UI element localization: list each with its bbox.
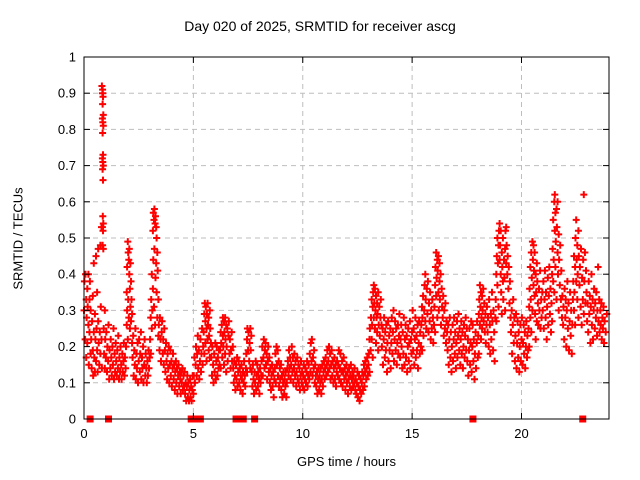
y-tick-label: 0.5 [58,231,76,246]
scatter-points [80,82,611,405]
y-tick-label: 1 [69,50,76,65]
x-tick-label: 0 [80,426,87,441]
y-tick-label: 0.7 [58,158,76,173]
x-axis-title: GPS time / hours [297,454,396,469]
chart-title: Day 020 of 2025, SRMTID for receiver asc… [184,18,456,34]
y-tick-label: 0 [69,412,76,427]
y-tick-label: 0.3 [58,303,76,318]
y-tick-label: 0.2 [58,339,76,354]
y-tick-label: 0.4 [58,267,76,282]
x-tick-label: 15 [405,426,419,441]
x-tick-label: 5 [190,426,197,441]
y-tick-label: 0.8 [58,122,76,137]
y-tick-label: 0.9 [58,86,76,101]
x-tick-label: 10 [296,426,310,441]
y-tick-label: 0.1 [58,375,76,390]
x-tick-label: 20 [514,426,528,441]
y-axis-title: SRMTID / TECUs [10,187,26,290]
y-tick-label: 0.6 [58,194,76,209]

(Task to carry out) Copy the material above verbatim, starting at the line with "y-tick-label: 0.5 [58,231,76,246]" and ending at the line with "y-tick-label: 0.4 [58,267,76,282]", both included.

(Written reply)
y-tick-label: 0.5 [58,231,76,246]
scatter-points [80,82,611,405]
y-tick-label: 1 [69,50,76,65]
x-tick-label: 0 [80,426,87,441]
y-tick-label: 0.7 [58,158,76,173]
x-axis-title: GPS time / hours [297,454,396,469]
chart-title: Day 020 of 2025, SRMTID for receiver asc… [184,18,456,34]
y-tick-label: 0 [69,412,76,427]
y-tick-label: 0.3 [58,303,76,318]
y-tick-label: 0.2 [58,339,76,354]
y-tick-label: 0.4 [58,267,76,282]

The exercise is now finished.